(Dataset excerpts)
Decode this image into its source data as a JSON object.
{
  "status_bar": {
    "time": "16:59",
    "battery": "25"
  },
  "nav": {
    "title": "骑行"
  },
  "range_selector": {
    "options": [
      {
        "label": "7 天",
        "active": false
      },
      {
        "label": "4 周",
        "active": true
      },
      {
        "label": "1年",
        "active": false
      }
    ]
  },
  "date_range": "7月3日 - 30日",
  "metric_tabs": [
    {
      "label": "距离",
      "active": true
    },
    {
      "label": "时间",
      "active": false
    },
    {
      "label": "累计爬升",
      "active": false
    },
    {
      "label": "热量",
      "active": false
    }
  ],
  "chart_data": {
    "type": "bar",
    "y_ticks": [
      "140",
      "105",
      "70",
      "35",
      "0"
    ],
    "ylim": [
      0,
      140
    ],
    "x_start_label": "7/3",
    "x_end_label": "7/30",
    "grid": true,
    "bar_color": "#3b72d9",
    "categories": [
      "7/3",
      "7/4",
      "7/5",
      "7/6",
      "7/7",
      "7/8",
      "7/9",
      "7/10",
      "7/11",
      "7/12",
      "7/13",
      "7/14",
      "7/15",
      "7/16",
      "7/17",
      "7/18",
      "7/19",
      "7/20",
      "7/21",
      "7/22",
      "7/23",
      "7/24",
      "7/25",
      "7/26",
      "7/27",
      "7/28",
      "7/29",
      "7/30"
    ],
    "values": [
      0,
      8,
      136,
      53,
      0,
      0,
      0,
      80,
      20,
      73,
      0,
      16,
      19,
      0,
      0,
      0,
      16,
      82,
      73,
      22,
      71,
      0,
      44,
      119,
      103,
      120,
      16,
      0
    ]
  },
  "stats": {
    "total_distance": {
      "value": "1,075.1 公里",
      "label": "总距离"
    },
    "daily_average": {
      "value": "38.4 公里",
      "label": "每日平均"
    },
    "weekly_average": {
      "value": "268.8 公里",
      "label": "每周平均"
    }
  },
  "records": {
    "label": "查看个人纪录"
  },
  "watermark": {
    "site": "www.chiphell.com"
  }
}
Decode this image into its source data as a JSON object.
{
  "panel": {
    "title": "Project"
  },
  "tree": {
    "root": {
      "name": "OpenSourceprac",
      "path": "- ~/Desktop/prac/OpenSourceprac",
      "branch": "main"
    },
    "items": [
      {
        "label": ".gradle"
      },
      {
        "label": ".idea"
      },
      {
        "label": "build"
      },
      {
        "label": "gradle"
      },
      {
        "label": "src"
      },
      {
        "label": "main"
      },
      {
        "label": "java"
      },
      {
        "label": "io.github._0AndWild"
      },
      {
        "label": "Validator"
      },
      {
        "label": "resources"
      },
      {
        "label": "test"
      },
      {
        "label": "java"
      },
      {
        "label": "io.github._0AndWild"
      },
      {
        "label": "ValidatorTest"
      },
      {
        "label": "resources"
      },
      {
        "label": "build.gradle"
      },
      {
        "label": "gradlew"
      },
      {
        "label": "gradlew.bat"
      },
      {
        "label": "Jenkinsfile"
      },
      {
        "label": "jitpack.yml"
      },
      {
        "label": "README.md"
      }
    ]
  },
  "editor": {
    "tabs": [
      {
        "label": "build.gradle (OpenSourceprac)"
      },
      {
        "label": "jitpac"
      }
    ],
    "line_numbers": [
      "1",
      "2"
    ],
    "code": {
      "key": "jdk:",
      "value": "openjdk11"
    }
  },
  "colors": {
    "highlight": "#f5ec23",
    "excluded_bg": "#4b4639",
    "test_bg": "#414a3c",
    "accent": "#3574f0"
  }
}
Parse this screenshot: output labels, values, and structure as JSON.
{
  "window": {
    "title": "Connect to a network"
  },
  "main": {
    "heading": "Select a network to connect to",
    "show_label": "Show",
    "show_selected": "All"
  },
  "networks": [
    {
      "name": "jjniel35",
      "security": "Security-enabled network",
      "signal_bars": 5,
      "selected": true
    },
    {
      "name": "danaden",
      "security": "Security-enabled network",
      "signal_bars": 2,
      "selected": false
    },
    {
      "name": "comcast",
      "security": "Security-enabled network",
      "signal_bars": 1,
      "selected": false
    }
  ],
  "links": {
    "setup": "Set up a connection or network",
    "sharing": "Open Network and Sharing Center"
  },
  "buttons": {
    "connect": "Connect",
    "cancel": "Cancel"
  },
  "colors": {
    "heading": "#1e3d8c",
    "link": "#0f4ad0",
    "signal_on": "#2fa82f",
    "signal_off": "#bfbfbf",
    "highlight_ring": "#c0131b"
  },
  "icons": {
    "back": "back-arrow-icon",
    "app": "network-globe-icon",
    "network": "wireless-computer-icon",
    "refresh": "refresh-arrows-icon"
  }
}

:: Problem to solve ::
List all lines where "title" occurs.

:: Task answer ::
    "title": "骑行"
    "title": "Project"
    "title": "Connect to a network"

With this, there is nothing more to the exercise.